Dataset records
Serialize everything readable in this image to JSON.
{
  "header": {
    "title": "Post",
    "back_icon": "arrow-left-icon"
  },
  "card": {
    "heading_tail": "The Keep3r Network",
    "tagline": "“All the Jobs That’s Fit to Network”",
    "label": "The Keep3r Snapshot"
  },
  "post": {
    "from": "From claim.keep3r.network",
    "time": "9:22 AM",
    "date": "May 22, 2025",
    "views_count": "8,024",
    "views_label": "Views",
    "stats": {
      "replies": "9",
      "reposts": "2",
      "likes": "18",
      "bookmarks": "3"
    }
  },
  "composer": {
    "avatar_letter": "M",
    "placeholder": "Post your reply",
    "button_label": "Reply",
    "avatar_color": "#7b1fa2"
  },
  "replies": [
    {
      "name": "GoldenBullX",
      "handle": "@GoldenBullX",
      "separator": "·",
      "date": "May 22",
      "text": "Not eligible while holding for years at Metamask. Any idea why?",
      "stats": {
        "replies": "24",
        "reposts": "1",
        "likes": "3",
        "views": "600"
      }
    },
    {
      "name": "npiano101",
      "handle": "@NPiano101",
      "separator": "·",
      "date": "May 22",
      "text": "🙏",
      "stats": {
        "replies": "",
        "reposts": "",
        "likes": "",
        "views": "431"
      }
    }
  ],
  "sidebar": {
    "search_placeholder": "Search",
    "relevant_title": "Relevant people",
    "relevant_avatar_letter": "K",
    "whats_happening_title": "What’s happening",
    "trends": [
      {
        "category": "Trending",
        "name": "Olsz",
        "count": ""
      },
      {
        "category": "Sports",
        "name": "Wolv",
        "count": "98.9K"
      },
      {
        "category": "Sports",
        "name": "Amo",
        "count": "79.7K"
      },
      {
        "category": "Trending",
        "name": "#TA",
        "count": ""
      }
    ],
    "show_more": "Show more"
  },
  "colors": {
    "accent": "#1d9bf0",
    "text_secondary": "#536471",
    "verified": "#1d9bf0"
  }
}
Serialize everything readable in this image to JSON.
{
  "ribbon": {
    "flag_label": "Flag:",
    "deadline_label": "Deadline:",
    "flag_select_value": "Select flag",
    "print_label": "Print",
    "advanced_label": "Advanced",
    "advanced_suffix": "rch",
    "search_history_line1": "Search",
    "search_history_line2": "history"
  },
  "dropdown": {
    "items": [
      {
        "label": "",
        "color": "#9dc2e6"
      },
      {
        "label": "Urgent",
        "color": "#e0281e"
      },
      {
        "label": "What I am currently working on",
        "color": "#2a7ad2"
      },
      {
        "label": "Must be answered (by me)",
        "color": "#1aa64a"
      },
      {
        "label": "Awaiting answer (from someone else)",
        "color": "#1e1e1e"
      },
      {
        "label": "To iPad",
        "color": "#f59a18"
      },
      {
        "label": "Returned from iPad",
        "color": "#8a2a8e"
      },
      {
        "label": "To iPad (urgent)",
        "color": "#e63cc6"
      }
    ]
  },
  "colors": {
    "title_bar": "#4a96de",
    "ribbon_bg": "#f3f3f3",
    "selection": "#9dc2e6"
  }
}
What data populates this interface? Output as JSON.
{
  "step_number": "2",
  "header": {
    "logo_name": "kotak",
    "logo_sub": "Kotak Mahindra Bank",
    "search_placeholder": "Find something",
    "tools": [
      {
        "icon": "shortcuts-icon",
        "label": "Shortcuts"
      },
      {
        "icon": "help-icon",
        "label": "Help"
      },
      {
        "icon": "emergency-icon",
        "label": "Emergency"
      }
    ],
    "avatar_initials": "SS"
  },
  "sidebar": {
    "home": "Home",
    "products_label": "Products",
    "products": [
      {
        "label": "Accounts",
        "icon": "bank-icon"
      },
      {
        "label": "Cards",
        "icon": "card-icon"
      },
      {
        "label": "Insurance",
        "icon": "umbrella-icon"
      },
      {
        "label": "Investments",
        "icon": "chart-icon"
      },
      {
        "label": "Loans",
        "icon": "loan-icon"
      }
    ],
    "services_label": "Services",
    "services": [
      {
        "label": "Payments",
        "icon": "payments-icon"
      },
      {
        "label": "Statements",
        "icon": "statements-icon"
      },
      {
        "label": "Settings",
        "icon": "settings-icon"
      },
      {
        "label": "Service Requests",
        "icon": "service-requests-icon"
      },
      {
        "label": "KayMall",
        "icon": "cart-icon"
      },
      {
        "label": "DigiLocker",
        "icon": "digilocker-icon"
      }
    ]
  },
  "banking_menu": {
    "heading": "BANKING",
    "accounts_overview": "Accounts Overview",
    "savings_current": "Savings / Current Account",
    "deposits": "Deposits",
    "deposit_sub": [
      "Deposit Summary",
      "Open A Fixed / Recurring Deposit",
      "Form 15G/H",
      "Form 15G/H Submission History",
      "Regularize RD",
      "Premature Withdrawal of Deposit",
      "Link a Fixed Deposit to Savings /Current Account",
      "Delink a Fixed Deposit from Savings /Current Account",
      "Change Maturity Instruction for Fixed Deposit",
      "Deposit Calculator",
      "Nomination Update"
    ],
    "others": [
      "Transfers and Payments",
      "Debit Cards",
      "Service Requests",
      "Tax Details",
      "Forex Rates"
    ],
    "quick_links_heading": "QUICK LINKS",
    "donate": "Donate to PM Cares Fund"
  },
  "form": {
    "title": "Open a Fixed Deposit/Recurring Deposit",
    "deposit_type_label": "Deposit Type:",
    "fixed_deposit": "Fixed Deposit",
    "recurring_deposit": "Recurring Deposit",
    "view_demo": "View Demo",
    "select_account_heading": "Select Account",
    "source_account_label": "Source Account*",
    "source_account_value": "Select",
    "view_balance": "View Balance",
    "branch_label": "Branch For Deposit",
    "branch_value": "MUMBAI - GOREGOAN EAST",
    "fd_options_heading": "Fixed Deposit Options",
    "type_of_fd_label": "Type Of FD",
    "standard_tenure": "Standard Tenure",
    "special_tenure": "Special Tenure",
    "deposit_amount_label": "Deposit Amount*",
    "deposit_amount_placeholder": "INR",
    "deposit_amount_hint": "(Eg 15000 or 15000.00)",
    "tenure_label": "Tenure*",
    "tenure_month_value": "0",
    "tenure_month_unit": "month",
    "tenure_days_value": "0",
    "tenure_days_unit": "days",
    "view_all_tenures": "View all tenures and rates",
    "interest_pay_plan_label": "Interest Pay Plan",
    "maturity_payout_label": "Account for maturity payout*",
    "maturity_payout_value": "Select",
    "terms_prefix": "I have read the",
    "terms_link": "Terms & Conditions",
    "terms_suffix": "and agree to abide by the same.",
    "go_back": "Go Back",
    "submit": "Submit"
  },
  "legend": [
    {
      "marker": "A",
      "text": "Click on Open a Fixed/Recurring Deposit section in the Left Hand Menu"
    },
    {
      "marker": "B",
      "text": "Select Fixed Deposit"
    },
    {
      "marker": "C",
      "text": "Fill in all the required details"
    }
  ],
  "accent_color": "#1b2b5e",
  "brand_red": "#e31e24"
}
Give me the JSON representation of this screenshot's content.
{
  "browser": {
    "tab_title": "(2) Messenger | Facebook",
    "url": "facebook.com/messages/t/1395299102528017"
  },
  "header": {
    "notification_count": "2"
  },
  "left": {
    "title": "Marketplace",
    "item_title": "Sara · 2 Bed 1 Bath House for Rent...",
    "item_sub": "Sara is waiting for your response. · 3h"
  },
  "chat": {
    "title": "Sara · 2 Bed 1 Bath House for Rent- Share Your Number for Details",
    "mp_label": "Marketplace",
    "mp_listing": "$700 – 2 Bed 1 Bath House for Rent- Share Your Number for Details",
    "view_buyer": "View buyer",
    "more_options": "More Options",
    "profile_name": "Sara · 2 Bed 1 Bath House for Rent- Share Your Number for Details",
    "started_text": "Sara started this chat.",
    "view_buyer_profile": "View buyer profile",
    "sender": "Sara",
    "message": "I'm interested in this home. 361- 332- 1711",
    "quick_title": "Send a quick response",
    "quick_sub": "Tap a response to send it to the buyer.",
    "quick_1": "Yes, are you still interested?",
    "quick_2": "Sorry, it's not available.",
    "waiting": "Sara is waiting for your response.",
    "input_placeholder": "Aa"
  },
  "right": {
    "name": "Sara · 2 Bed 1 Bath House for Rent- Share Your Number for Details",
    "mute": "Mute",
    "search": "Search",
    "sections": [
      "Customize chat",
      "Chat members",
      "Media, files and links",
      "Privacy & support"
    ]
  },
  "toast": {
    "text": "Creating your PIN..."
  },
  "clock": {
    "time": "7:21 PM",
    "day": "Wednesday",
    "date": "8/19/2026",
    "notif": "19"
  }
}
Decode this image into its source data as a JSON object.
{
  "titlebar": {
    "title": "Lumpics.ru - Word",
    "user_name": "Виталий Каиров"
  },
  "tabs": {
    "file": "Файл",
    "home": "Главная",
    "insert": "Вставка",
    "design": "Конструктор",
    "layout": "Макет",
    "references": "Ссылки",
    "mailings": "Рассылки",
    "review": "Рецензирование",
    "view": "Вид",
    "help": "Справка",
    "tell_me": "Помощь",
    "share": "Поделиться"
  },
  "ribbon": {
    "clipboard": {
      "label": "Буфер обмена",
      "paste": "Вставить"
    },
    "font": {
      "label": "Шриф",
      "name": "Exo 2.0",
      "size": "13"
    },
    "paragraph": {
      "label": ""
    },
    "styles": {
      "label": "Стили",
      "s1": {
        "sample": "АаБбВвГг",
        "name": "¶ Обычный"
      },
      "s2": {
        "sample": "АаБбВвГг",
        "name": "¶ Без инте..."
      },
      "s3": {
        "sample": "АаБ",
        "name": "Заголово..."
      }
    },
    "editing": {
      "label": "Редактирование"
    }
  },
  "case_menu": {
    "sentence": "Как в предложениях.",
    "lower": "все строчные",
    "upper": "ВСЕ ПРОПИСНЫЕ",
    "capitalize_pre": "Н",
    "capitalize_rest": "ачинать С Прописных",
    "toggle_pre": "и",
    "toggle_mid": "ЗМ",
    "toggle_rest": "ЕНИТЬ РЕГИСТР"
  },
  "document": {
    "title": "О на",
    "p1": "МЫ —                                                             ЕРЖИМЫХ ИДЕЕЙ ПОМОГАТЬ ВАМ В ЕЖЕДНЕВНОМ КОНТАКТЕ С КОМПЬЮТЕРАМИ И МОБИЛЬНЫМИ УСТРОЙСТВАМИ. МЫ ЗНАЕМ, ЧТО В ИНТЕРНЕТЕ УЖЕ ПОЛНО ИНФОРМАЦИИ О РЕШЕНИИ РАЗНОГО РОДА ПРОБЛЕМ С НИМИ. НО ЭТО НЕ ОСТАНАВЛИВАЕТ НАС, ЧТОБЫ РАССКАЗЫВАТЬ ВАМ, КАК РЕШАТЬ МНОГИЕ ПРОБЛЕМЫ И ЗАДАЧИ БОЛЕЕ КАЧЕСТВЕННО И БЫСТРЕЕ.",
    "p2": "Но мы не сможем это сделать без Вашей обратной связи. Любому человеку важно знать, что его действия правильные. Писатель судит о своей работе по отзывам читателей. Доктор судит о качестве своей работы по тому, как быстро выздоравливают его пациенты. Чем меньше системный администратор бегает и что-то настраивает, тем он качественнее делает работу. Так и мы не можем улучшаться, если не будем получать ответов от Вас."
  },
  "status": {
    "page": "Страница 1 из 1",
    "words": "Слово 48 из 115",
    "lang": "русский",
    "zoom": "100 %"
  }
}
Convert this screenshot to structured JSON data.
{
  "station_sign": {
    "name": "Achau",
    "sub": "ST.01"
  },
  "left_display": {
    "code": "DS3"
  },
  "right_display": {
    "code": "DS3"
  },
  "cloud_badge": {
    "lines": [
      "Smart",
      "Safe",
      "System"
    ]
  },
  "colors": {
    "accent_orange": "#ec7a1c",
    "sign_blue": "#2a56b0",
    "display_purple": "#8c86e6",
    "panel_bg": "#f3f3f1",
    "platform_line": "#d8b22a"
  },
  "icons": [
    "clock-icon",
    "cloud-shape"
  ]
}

REQUIREMENTS ▸ Report each line of the material above where the word "House" appears.

EXERCISE ANSWER ▸
    "item_title": "Sara · 2 Bed 1 Bath House for Rent...",
    "title": "Sara · 2 Bed 1 Bath House for Rent- Share Your Number for Details",
    "mp_listing": "$700 – 2 Bed 1 Bath House for Rent- Share Your Number for Details",
    "profile_name": "Sara · 2 Bed 1 Bath House for Rent- Share Your Number for Details",
    "name": "Sara · 2 Bed 1 Bath House for Rent- Share Your Number for Details",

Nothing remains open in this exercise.